STATED GOAL: Each line containing the word "from" must be collected.

TASK INPUT:
-=-=-=-=-

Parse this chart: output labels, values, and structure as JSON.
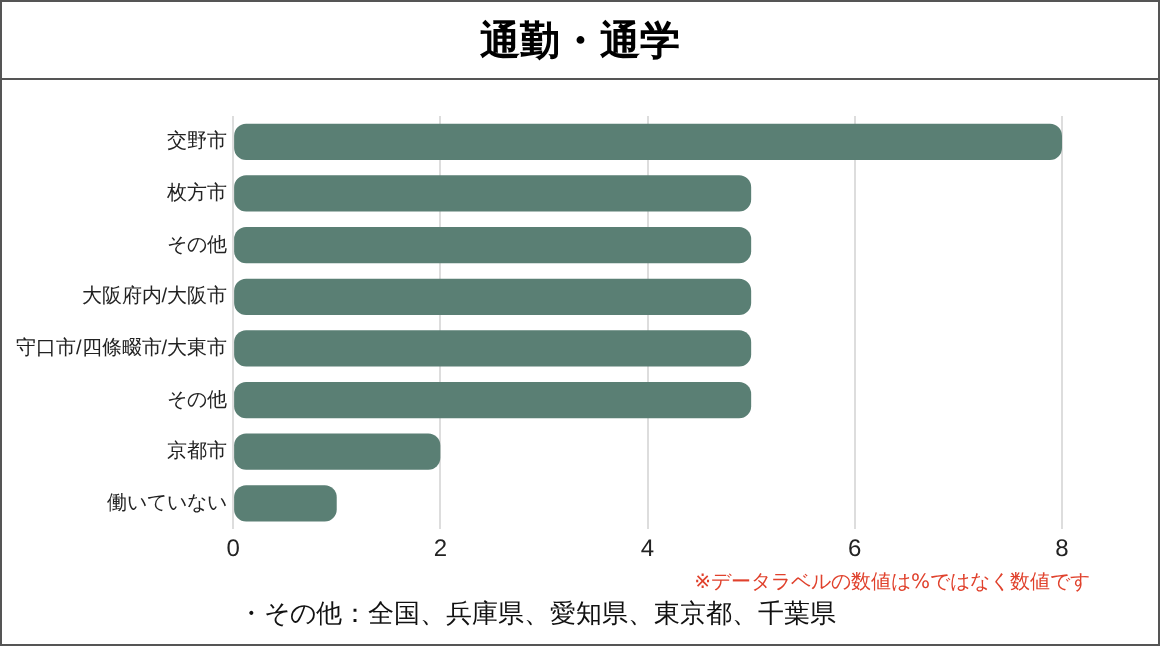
{
  "chart_data": {
    "type": "bar",
    "orientation": "horizontal",
    "title": "通勤・通学",
    "categories": [
      "交野市",
      "枚方市",
      "その他",
      "大阪府内/大阪市",
      "守口市/四條畷市/大東市",
      "その他",
      "京都市",
      "働いていない"
    ],
    "values": [
      8,
      5,
      5,
      5,
      5,
      5,
      2,
      1
    ],
    "color": "#5a7f74",
    "xlim": [
      0,
      8
    ],
    "xticks": [
      0,
      2,
      4,
      6,
      8
    ],
    "grid": "x",
    "legend": false,
    "annotations": [
      "※データラベルの数値は%ではなく数値です",
      "・その他：全国、兵庫県、愛知県、東京都、千葉県"
    ]
  }
}
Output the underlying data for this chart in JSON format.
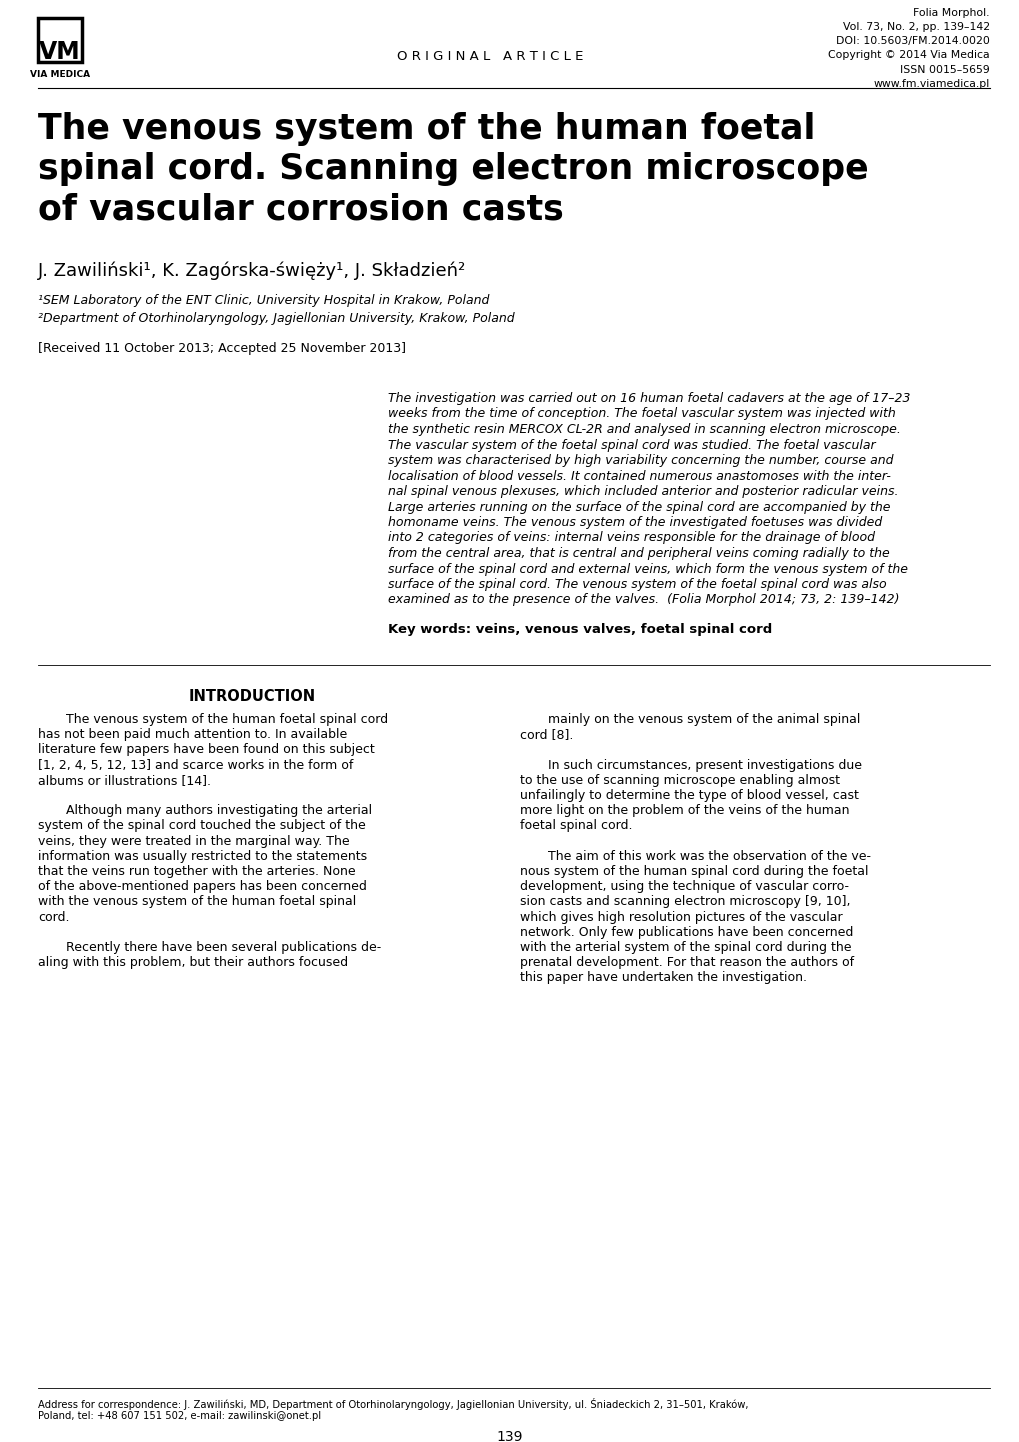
{
  "background_color": "#ffffff",
  "journal_info_lines": [
    "Folia Morphol.",
    "Vol. 73, No. 2, pp. 139–142",
    "DOI: 10.5603/FM.2014.0020",
    "Copyright © 2014 Via Medica",
    "ISSN 0015–5659",
    "www.fm.viamedica.pl"
  ],
  "header_center": "O R I G I N A L   A R T I C L E",
  "title_lines": [
    "The venous system of the human foetal",
    "spinal cord. Scanning electron microscope",
    "of vascular corrosion casts"
  ],
  "authors": "J. Zawiliński¹, K. Zagórska-święży¹, J. Składzień²",
  "affiliation1": "¹SEM Laboratory of the ENT Clinic, University Hospital in Krakow, Poland",
  "affiliation2": "²Department of Otorhinolaryngology, Jagiellonian University, Krakow, Poland",
  "received": "[Received 11 October 2013; Accepted 25 November 2013]",
  "abstract_lines": [
    "The investigation was carried out on 16 human foetal cadavers at the age of 17–23",
    "weeks from the time of conception. The foetal vascular system was injected with",
    "the synthetic resin MERCOX CL-2R and analysed in scanning electron microscope.",
    "The vascular system of the foetal spinal cord was studied. The foetal vascular",
    "system was characterised by high variability concerning the number, course and",
    "localisation of blood vessels. It contained numerous anastomoses with the inter-",
    "nal spinal venous plexuses, which included anterior and posterior radicular veins.",
    "Large arteries running on the surface of the spinal cord are accompanied by the",
    "homoname veins. The venous system of the investigated foetuses was divided",
    "into 2 categories of veins: internal veins responsible for the drainage of blood",
    "from the central area, that is central and peripheral veins coming radially to the",
    "surface of the spinal cord and external veins, which form the venous system of the",
    "surface of the spinal cord. The venous system of the foetal spinal cord was also",
    "examined as to the presence of the valves.  (Folia Morphol 2014; 73, 2: 139–142)"
  ],
  "keywords": "Key words: veins, venous valves, foetal spinal cord",
  "intro_heading": "INTRODUCTION",
  "intro_left_lines": [
    "The venous system of the human foetal spinal cord",
    "has not been paid much attention to. In available",
    "literature few papers have been found on this subject",
    "[1, 2, 4, 5, 12, 13] and scarce works in the form of",
    "albums or illustrations [14].",
    "",
    "Although many authors investigating the arterial",
    "system of the spinal cord touched the subject of the",
    "veins, they were treated in the marginal way. The",
    "information was usually restricted to the statements",
    "that the veins run together with the arteries. None",
    "of the above-mentioned papers has been concerned",
    "with the venous system of the human foetal spinal",
    "cord.",
    "",
    "Recently there have been several publications de-",
    "aling with this problem, but their authors focused"
  ],
  "intro_right_lines": [
    "mainly on the venous system of the animal spinal",
    "cord [8].",
    "",
    "In such circumstances, present investigations due",
    "to the use of scanning microscope enabling almost",
    "unfailingly to determine the type of blood vessel, cast",
    "more light on the problem of the veins of the human",
    "foetal spinal cord.",
    "",
    "The aim of this work was the observation of the ve-",
    "nous system of the human spinal cord during the foetal",
    "development, using the technique of vascular corro-",
    "sion casts and scanning electron microscopy [9, 10],",
    "which gives high resolution pictures of the vascular",
    "network. Only few publications have been concerned",
    "with the arterial system of the spinal cord during the",
    "prenatal development. For that reason the authors of",
    "this paper have undertaken the investigation."
  ],
  "footer_lines": [
    "Address for correspondence: J. Zawiliński, MD, Department of Otorhinolaryngology, Jagiellonian University, ul. Śniadeckich 2, 31–501, Kraków,",
    "Poland, tel: +48 607 151 502, e-mail: zawilinski@onet.pl"
  ],
  "page_number": "139"
}
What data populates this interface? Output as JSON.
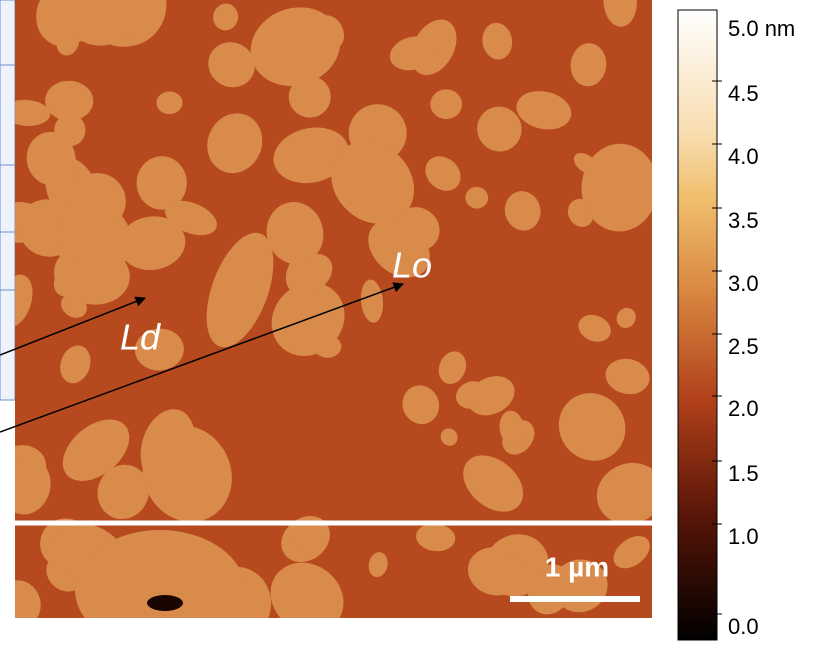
{
  "colorbar": {
    "labels": [
      "5.0 nm",
      "4.5",
      "4.0",
      "3.5",
      "3.0",
      "2.5",
      "2.0",
      "1.5",
      "1.0",
      "0.0"
    ]
  },
  "annotations": {
    "lo": "Lo",
    "ld": "Ld",
    "scale_bar": "1 µm"
  }
}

-=-=-=-=-

SOLUTION:
    "weeks from the time of conception. The foetal vascular system was injected with",
    "from the central area, that is central and peripheral veins coming radially to the",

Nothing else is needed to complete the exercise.